* **What the exercise asks**:
In the records below, locate the line containing "Decode this image", then output that line and all later lines exactly, through the last one.

══════════════════════════════

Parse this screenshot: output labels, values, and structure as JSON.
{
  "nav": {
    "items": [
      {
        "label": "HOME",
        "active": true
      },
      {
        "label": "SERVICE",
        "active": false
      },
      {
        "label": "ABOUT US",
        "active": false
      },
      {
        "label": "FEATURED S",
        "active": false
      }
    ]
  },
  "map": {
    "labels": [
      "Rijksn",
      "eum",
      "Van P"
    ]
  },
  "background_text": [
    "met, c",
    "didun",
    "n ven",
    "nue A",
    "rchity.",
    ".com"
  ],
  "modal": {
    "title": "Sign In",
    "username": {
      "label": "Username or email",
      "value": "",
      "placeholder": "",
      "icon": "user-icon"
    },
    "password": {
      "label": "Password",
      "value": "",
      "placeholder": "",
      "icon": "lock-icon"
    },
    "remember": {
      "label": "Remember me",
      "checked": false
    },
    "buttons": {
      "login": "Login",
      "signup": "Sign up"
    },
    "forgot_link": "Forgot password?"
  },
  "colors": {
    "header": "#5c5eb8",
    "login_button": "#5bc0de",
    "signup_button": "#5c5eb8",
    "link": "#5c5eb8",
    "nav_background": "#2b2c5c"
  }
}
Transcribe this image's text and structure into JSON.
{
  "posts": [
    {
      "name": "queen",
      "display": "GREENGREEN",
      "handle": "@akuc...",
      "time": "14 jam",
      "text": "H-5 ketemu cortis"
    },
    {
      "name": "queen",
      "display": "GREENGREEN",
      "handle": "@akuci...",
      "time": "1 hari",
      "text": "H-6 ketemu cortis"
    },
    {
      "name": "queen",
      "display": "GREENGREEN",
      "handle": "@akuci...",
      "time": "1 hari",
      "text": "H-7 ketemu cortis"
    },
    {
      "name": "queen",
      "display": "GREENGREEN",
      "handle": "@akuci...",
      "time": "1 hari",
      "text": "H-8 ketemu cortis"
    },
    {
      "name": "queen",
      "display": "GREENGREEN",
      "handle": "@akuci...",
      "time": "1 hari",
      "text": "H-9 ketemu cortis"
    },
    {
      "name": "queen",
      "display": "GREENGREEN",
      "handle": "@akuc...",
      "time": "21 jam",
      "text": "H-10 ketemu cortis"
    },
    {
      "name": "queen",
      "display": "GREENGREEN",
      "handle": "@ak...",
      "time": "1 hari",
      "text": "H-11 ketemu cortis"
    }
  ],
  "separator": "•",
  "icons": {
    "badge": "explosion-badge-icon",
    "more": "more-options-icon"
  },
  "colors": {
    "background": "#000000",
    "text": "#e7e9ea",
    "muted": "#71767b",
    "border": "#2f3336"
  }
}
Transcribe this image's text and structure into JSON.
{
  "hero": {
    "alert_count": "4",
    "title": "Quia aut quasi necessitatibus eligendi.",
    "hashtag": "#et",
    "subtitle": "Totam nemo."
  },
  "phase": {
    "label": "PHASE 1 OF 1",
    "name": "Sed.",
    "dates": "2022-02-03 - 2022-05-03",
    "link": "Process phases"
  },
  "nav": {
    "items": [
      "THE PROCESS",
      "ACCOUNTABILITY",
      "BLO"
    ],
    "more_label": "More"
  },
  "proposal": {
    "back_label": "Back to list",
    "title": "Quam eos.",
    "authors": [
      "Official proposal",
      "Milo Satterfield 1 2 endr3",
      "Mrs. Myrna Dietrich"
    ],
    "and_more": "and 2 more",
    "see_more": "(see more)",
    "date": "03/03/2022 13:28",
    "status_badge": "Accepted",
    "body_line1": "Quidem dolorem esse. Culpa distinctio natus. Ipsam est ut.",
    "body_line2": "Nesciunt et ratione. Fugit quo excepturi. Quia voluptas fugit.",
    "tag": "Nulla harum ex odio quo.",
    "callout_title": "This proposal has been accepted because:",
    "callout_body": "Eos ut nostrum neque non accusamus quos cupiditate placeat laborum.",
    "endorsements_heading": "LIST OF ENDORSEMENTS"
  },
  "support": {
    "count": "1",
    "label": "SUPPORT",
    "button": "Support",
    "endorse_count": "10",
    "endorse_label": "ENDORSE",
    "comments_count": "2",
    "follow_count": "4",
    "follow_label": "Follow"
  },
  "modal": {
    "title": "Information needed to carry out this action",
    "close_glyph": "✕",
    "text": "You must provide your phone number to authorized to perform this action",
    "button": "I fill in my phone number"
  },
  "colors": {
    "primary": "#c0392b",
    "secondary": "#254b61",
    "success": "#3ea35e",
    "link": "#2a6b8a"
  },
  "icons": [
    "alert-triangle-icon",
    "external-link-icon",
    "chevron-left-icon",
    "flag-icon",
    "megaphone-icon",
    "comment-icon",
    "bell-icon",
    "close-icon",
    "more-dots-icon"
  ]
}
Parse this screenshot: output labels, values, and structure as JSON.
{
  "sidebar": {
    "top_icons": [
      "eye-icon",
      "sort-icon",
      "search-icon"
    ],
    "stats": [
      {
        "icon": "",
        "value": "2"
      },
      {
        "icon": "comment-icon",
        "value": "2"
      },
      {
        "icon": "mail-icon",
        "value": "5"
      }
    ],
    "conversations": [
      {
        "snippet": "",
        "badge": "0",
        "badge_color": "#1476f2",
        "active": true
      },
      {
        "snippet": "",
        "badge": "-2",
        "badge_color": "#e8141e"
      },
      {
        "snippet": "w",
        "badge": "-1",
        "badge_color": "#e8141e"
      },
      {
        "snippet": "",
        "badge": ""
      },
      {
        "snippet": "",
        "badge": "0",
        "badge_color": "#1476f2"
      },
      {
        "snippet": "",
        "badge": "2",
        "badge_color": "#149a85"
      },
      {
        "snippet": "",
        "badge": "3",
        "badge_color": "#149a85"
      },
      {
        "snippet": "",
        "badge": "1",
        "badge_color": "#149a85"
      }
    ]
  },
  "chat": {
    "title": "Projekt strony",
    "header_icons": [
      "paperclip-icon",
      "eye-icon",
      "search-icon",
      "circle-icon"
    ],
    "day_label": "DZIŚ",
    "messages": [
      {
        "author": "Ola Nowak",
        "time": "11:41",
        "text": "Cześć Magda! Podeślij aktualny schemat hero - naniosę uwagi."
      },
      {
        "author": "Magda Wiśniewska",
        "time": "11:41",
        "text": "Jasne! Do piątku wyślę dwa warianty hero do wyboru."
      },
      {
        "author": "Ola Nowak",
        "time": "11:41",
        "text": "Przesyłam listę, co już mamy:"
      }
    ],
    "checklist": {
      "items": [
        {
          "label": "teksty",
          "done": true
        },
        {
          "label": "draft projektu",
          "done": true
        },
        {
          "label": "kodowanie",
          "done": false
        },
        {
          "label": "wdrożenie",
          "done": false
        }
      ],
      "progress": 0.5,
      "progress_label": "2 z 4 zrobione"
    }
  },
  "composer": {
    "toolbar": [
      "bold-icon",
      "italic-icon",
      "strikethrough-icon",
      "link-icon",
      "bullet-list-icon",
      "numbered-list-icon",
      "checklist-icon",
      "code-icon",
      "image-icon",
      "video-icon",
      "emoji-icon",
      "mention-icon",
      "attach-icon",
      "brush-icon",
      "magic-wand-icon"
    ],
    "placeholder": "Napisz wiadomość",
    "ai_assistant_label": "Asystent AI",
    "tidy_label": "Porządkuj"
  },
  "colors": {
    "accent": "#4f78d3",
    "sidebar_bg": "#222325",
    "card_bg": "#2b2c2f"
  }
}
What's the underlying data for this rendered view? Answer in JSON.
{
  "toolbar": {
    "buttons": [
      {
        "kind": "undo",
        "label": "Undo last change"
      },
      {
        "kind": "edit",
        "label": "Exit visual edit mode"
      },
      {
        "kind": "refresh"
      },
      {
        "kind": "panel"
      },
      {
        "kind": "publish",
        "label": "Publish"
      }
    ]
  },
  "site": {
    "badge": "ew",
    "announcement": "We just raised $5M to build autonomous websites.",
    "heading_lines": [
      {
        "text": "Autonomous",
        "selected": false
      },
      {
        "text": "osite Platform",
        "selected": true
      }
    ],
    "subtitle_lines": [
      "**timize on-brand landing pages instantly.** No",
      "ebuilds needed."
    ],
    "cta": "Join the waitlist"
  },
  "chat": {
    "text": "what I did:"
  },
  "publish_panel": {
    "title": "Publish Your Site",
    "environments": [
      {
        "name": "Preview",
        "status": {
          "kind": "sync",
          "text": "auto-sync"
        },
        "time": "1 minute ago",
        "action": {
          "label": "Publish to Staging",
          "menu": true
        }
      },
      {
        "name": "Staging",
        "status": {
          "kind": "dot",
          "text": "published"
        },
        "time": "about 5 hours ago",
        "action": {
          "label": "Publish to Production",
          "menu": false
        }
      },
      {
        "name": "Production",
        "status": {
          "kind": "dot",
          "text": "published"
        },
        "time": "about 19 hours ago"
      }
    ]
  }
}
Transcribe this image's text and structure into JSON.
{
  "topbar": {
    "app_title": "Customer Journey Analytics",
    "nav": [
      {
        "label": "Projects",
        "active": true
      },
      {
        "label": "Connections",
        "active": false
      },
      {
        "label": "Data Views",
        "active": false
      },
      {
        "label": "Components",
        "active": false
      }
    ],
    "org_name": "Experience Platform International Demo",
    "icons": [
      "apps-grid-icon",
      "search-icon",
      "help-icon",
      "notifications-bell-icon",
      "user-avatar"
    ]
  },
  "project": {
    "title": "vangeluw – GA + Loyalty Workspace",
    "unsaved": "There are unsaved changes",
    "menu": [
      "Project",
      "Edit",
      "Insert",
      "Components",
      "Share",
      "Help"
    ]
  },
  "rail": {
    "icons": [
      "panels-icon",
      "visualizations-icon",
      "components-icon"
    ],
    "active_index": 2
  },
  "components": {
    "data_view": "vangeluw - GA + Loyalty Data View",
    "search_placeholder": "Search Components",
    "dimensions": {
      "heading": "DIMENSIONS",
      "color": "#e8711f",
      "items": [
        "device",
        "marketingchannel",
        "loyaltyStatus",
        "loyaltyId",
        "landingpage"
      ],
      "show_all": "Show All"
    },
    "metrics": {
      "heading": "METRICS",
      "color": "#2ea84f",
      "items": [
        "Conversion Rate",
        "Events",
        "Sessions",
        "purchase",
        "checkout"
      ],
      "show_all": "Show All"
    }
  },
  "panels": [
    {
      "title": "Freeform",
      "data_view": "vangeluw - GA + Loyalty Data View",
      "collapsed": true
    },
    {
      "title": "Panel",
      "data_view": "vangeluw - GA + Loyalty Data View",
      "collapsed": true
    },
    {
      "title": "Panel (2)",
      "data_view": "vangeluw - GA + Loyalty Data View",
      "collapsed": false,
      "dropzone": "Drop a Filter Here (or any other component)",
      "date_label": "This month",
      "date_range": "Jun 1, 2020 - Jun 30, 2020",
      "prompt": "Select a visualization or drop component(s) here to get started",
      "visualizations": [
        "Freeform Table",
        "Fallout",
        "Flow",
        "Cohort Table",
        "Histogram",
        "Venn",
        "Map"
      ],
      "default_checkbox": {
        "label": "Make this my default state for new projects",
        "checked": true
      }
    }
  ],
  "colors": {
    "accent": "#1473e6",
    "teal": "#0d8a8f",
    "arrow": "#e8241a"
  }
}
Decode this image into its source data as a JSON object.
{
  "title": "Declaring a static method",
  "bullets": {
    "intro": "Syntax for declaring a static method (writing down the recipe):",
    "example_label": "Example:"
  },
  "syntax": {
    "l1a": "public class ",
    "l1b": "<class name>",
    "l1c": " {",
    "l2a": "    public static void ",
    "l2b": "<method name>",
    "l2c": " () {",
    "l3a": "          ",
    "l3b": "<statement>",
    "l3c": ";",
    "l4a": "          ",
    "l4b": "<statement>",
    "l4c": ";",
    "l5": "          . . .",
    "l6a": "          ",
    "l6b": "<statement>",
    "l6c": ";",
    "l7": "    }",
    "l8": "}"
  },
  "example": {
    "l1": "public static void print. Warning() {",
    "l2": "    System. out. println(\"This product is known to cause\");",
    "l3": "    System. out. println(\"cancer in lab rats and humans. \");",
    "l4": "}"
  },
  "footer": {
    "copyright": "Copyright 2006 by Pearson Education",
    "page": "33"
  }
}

══════════════════════════════

* **Written response**:
Decode this image into its source data as a JSON object.
{
  "title": "Declaring a static method",
  "bullets": {
    "intro": "Syntax for declaring a static method (writing down the recipe):",
    "example_label": "Example:"
  },
  "syntax": {
    "l1a": "public class ",
    "l1b": "<class name>",
    "l1c": " {",
    "l2a": "    public static void ",
    "l2b": "<method name>",
    "l2c": " () {",
    "l3a": "          ",
    "l3b": "<statement>",
    "l3c": ";",
    "l4a": "          ",
    "l4b": "<statement>",
    "l4c": ";",
    "l5": "          . . .",
    "l6a": "          ",
    "l6b": "<statement>",
    "l6c": ";",
    "l7": "    }",
    "l8": "}"
  },
  "example": {
    "l1": "public static void print. Warning() {",
    "l2": "    System. out. println(\"This product is known to cause\");",
    "l3": "    System. out. println(\"cancer in lab rats and humans. \");",
    "l4": "}"
  },
  "footer": {
    "copyright": "Copyright 2006 by Pearson Education",
    "page": "33"
  }
}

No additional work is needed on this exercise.